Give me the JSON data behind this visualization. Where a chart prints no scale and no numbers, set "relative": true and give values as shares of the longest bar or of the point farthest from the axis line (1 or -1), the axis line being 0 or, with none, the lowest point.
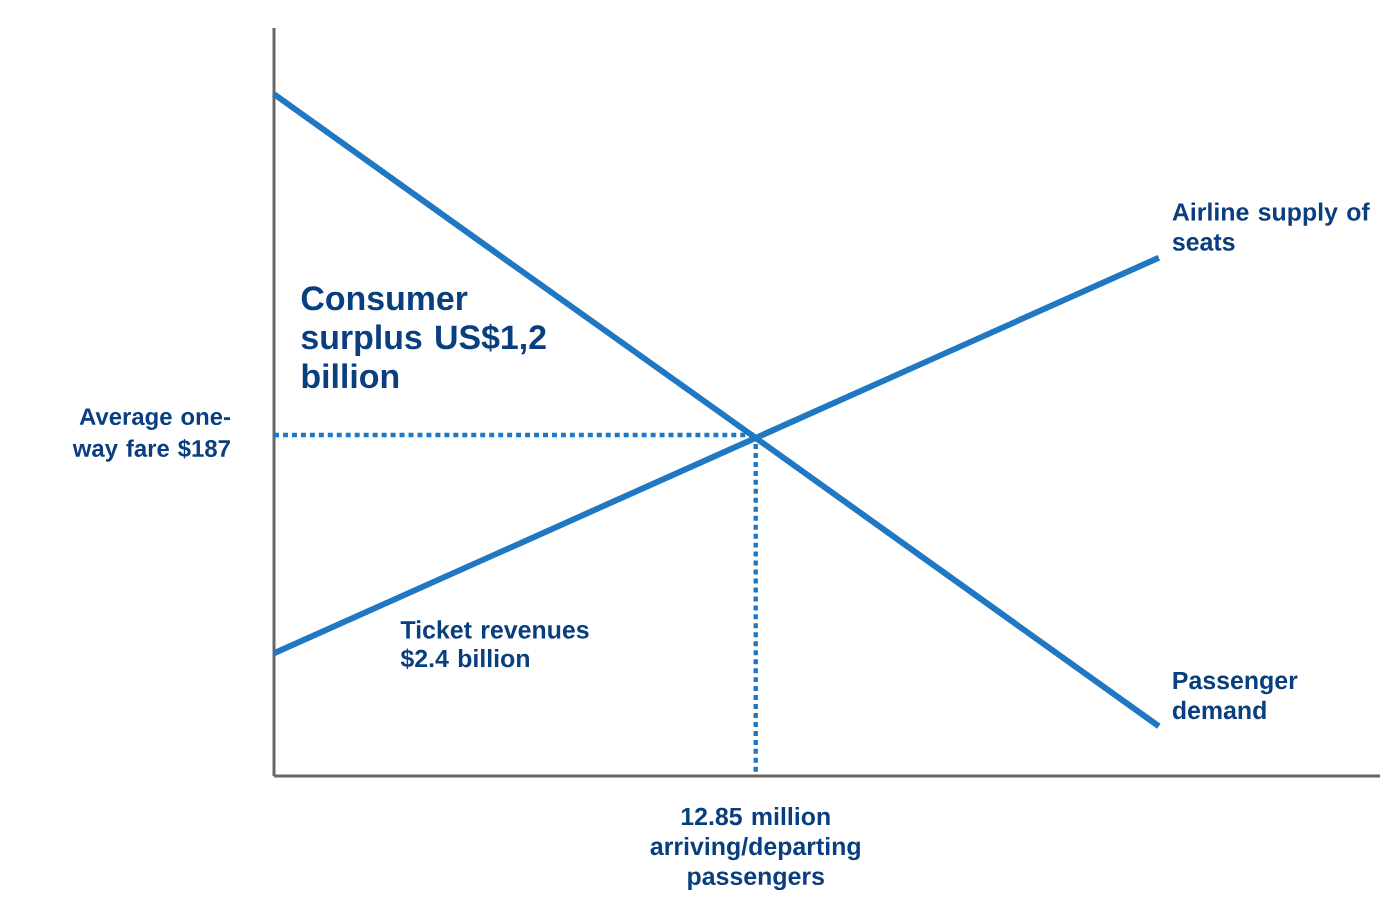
{
  "chart_data": {
    "type": "line",
    "relative": true,
    "categories": [
      null,
      null,
      null,
      null,
      null,
      null
    ],
    "series": [
      {
        "name": "Passenger demand",
        "color": "#1f78c1",
        "values": [
          1,
          0.768,
          0.537,
          0.305,
          0.073,
          null
        ]
      },
      {
        "name": "Airline supply of seats",
        "color": "#1f78c1",
        "values": [
          0.18,
          0.325,
          0.47,
          0.615,
          0.76,
          null
        ]
      }
    ],
    "ref_lines": [
      {
        "axis": "y",
        "value": 0.5,
        "label": "Average one-way fare $187",
        "color": "#1f78c1",
        "line_style": "dotted"
      }
    ],
    "annotations": [
      "Consumer surplus US$1,2 billion",
      "Ticket revenues $2.4 billion",
      "12.85 million arriving/departing passengers"
    ]
  }
}
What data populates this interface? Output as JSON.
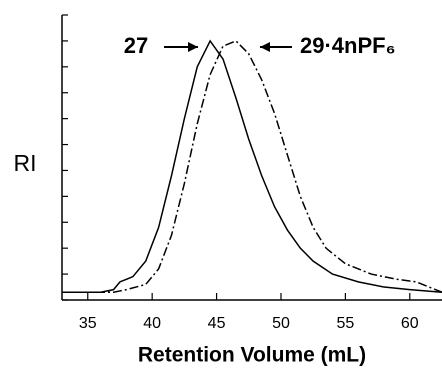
{
  "chart_data": {
    "type": "line",
    "x_label": "Retention Volume (mL)",
    "y_label": "RI",
    "xlim": [
      33,
      62.5
    ],
    "xticks": [
      35,
      40,
      45,
      50,
      55,
      60
    ],
    "ylim": [
      0,
      1.1
    ],
    "yticks": [
      0,
      0.1,
      0.2,
      0.3,
      0.4,
      0.5,
      0.6,
      0.7,
      0.8,
      0.9,
      1.0,
      1.1
    ],
    "series": [
      {
        "name": "27",
        "color": "#000000",
        "dash": "solid",
        "x": [
          33,
          36,
          37,
          37.5,
          38.5,
          39.5,
          40.5,
          41.5,
          42.5,
          43.5,
          44.5,
          45.5,
          46.5,
          47.5,
          48.5,
          49.5,
          50.5,
          51.5,
          52.5,
          54,
          56,
          58,
          60,
          62.5
        ],
        "values": [
          0.03,
          0.03,
          0.04,
          0.07,
          0.09,
          0.15,
          0.28,
          0.48,
          0.7,
          0.9,
          1.0,
          0.93,
          0.78,
          0.62,
          0.48,
          0.36,
          0.27,
          0.2,
          0.15,
          0.1,
          0.07,
          0.05,
          0.04,
          0.03
        ]
      },
      {
        "name": "29·4nPF₆",
        "color": "#000000",
        "dash": "dashdot",
        "x": [
          33,
          37,
          38,
          39.5,
          40.5,
          41.5,
          42.5,
          43.5,
          44.5,
          45.5,
          46.5,
          47.5,
          48.5,
          49.5,
          50.5,
          51.5,
          52.5,
          53.5,
          55,
          57,
          59,
          60.5,
          61.5,
          62.5
        ],
        "values": [
          0.03,
          0.03,
          0.04,
          0.06,
          0.12,
          0.25,
          0.45,
          0.68,
          0.87,
          0.98,
          1.0,
          0.95,
          0.85,
          0.72,
          0.56,
          0.4,
          0.28,
          0.2,
          0.14,
          0.1,
          0.08,
          0.07,
          0.05,
          0.03
        ]
      }
    ]
  }
}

──────────────────────────────

▶ [WHAT THE EXERCISE ASKS]
Select the lines in this material that hold the word "axis", leaving none out.

▶ [RESPONSE TO THIS EXERCISE]
Give me the JSON data behind this visualization. Where a chart prints no scale and no numbers, set "relative": true and give values as shares of the longest bar or of the point farthest from the axis line (1 or -1), the axis line being 0 or, with none, the lowest point.
        "axis": "y",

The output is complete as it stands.